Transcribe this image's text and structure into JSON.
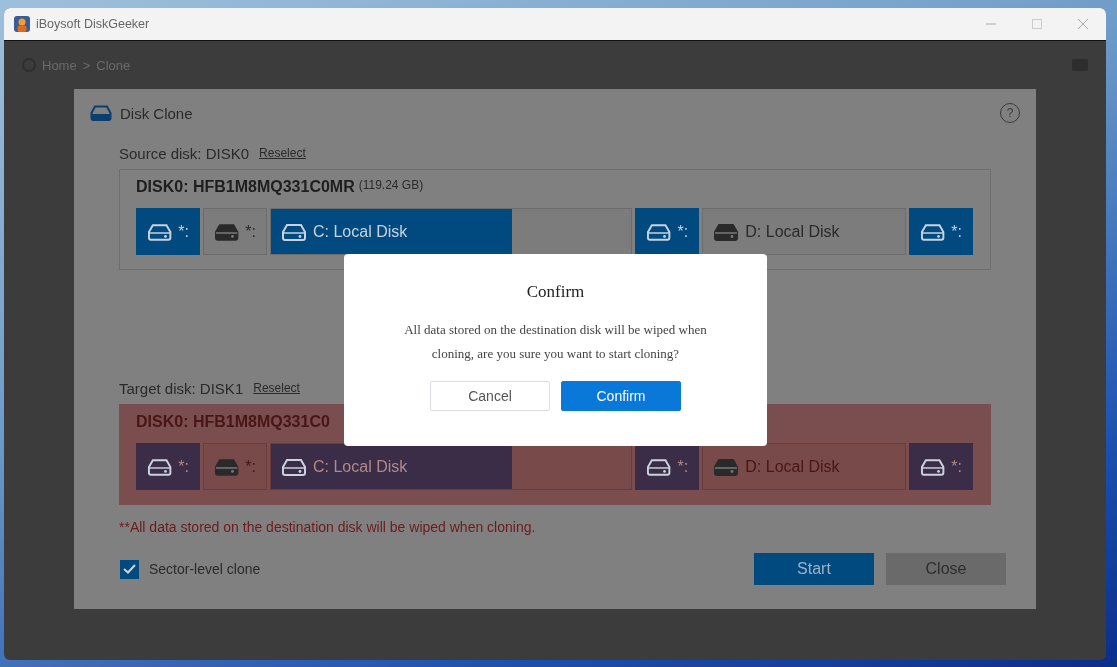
{
  "window": {
    "title": "iBoysoft DiskGeeker"
  },
  "breadcrumb": {
    "items": [
      "Home",
      "Clone"
    ],
    "separator": ">"
  },
  "dialog": {
    "title": "Disk Clone",
    "help": "?",
    "source": {
      "label": "Source disk: DISK0",
      "link": "Reselect",
      "warned": false,
      "disk_name": "DISK0: HFB1M8MQ331C0MR",
      "size": "(119.24 GB)",
      "partitions": [
        {
          "kind": "small",
          "label": "*:",
          "highlighted": true
        },
        {
          "kind": "small",
          "label": "*:",
          "highlighted": false
        },
        {
          "kind": "volume",
          "label": "C: Local Disk",
          "highlighted": false,
          "level": 0.67
        },
        {
          "kind": "small",
          "label": "*:",
          "highlighted": true
        },
        {
          "kind": "volume",
          "label": "D: Local Disk",
          "highlighted": false
        },
        {
          "kind": "small",
          "label": "*:",
          "highlighted": true
        }
      ]
    },
    "target": {
      "label": "Target disk: DISK1",
      "link": "Reselect",
      "warned": true,
      "disk_name": "DISK0: HFB1M8MQ331C0",
      "partitions": [
        {
          "kind": "small",
          "label": "*:",
          "highlighted": true
        },
        {
          "kind": "small",
          "label": "*:",
          "highlighted": false
        },
        {
          "kind": "volume",
          "label": "C: Local Disk",
          "highlighted": false,
          "level": 0.67
        },
        {
          "kind": "small",
          "label": "*:",
          "highlighted": true
        },
        {
          "kind": "volume",
          "label": "D: Local Disk",
          "highlighted": false
        },
        {
          "kind": "small",
          "label": "*:",
          "highlighted": true
        }
      ]
    },
    "warning": "**All data stored on the destination disk will be wiped when cloning.",
    "sector_clone": {
      "label": "Sector-level clone",
      "checked": true
    },
    "buttons": [
      {
        "label": "Start",
        "kind": "primary"
      },
      {
        "label": "Close",
        "kind": "secondary"
      }
    ]
  },
  "confirm": {
    "title": "Confirm",
    "message": "All data stored on the destination disk will be wiped when cloning, are you sure you want to start cloning?",
    "buttons": [
      {
        "label": "Cancel",
        "kind": "secondary"
      },
      {
        "label": "Confirm",
        "kind": "primary"
      }
    ]
  }
}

Exercise directions:
Select and copy every line of the material that holds the string "cloning".

In response:
    "warning": "**All data stored on the destination disk will be wiped when cloning.",
    "message": "All data stored on the destination disk will be wiped when cloning, are you sure you want to start cloning?",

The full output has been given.